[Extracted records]
⟨

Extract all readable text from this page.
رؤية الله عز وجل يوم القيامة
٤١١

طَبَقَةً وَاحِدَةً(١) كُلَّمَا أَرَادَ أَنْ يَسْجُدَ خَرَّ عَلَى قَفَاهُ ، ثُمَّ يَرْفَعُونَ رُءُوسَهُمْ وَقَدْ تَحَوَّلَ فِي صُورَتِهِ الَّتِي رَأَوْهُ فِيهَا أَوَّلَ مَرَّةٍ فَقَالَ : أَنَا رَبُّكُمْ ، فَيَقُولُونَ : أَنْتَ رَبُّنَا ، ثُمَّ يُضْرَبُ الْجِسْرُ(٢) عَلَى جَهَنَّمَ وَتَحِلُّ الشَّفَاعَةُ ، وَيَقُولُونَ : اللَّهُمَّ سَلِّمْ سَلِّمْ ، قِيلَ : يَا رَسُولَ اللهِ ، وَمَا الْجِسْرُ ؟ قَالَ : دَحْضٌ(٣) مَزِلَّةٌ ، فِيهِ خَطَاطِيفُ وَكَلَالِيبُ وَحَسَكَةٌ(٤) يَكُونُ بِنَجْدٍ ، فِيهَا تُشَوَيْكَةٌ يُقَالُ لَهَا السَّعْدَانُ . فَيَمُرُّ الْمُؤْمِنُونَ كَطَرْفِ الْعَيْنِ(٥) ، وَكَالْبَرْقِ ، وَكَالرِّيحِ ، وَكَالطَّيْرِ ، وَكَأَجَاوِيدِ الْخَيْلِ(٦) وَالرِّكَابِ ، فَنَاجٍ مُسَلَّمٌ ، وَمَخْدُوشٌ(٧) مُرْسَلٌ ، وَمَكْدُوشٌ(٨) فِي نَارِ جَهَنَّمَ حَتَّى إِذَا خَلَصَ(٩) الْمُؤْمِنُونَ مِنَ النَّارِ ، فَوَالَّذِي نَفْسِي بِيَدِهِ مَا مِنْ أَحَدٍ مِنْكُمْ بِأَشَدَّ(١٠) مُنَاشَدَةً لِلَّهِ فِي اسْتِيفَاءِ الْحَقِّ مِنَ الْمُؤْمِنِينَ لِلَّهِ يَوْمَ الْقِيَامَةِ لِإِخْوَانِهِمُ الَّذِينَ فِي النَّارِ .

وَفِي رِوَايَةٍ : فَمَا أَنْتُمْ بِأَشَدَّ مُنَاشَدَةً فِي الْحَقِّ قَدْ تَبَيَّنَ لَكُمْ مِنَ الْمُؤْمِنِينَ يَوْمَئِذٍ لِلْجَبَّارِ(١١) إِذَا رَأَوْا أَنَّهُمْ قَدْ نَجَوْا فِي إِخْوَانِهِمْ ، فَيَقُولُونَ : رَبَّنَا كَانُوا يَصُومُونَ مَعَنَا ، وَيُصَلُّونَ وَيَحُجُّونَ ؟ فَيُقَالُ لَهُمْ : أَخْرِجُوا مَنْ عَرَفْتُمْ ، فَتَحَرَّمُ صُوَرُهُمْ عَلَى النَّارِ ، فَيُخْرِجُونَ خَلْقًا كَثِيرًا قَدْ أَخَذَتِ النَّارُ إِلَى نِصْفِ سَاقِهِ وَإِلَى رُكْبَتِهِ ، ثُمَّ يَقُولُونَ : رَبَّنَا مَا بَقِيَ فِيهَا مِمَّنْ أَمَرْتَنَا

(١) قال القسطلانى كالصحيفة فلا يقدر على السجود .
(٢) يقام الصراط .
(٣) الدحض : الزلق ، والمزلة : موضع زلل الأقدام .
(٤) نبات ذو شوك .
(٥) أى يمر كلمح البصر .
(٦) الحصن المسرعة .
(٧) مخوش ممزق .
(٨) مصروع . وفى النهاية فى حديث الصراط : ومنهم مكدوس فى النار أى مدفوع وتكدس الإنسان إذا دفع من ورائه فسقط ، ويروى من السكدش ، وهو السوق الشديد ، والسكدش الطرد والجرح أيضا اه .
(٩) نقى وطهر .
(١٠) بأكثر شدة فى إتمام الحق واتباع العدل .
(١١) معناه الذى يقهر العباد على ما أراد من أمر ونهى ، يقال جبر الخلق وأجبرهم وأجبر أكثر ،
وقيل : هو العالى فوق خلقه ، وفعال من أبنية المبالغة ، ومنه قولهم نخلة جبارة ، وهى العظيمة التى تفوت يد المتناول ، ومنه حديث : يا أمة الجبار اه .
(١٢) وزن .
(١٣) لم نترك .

⟩

Copy each line in the data that holds the word "الصراط".

(٢) يقام الصراط .
(٨) مصروع . وفى النهاية فى حديث الصراط : ومنهم مكدوس فى النار أى مدفوع وتكدس الإنسان إذا دفع من ورائه فسقط ، ويروى من السكدش ، وهو السوق الشديد ، والسكدش الطرد والجرح أيضا اه .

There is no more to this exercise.